◆ **Given task**: All the records that follow need to be reproduced exactly. Omit the images.

## start Exercise input

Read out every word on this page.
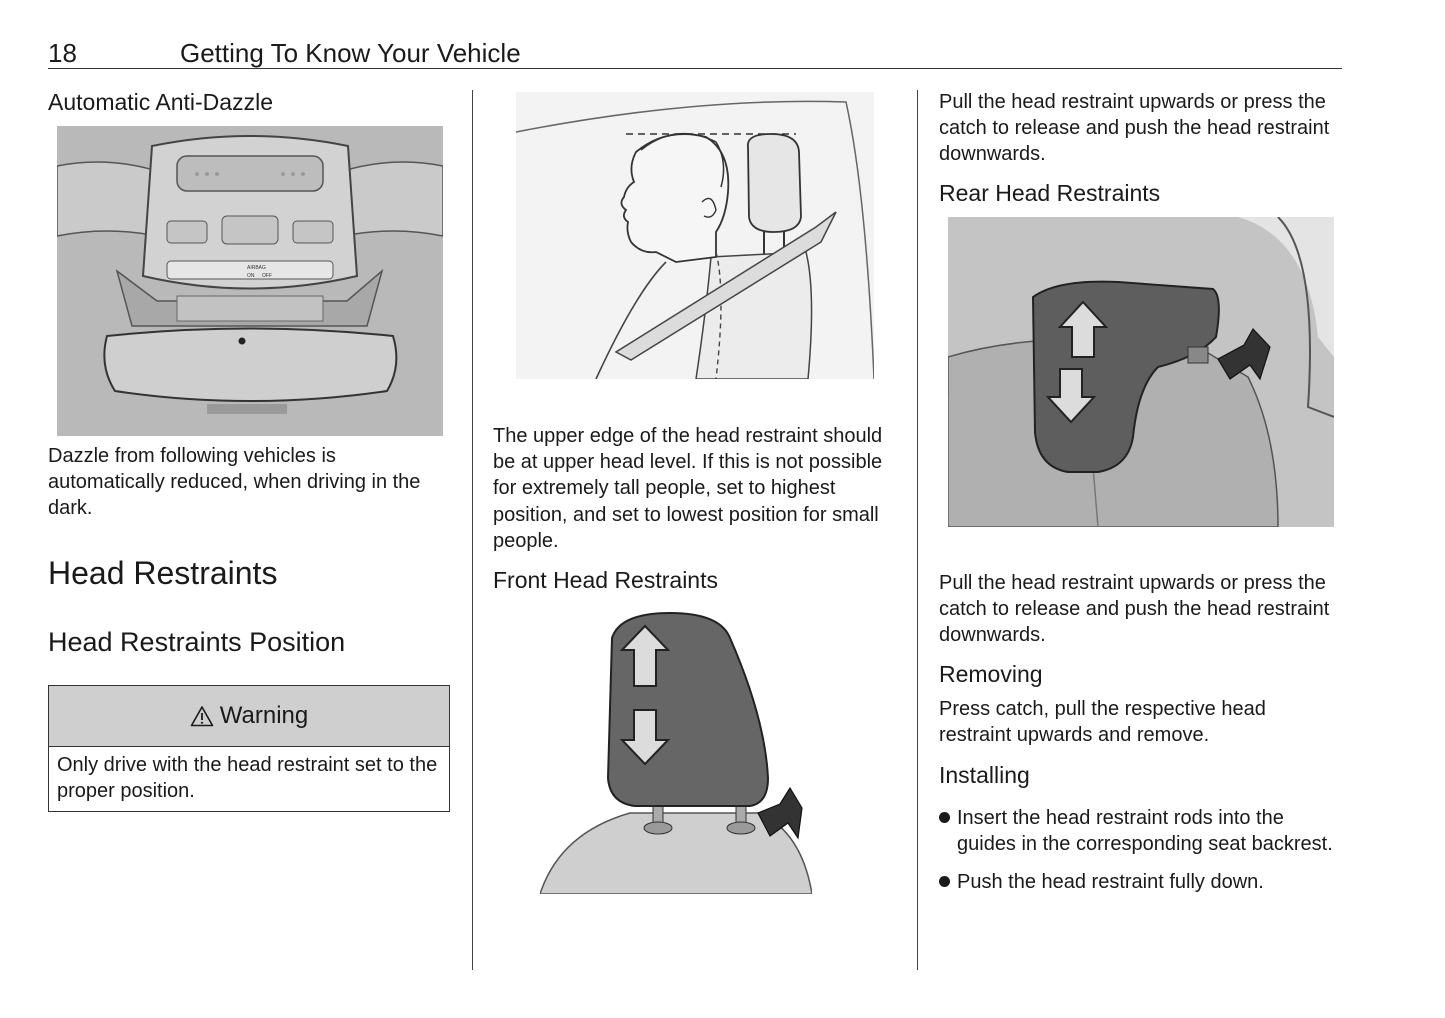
18	Getting To Know Your Vehicle
Automatic Anti-Dazzle
AIRBAG
ON OFF
Dazzle from following vehicles is automatically reduced, when driving in the dark.
Head Restraints
Head Restraints Position
Warning
Only drive with the head restraint set to the proper position.
The upper edge of the head restraint should be at upper head level. If this is not possible for extremely tall people, set to highest position, and set to lowest position for small people.
Front Head Restraints
Pull the head restraint upwards or press the catch to release and push the head restraint downwards.
Rear Head Restraints
Pull the head restraint upwards or press the catch to release and push the head restraint downwards.
Removing
Press catch, pull the respective head restraint upwards and remove.
Installing
Insert the head restraint rods into the guides in the corresponding seat backrest.
Push the head restraint fully down.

## end Exercise input

◆ **Task response**:
Read out every word on this page.
18	Getting To Know Your Vehicle
Automatic Anti-Dazzle
AIRBAG
ON OFF
Dazzle from following vehicles is automatically reduced, when driving in the dark.
Head Restraints
Head Restraints Position
Warning
Only drive with the head restraint set to the proper position.
The upper edge of the head restraint should be at upper head level. If this is not possible for extremely tall people, set to highest position, and set to lowest position for small people.
Front Head Restraints
Pull the head restraint upwards or press the catch to release and push the head restraint downwards.
Rear Head Restraints
Pull the head restraint upwards or press the catch to release and push the head restraint downwards.
Removing
Press catch, pull the respective head restraint upwards and remove.
Installing
Insert the head restraint rods into the guides in the corresponding seat backrest.
Push the head restraint fully down.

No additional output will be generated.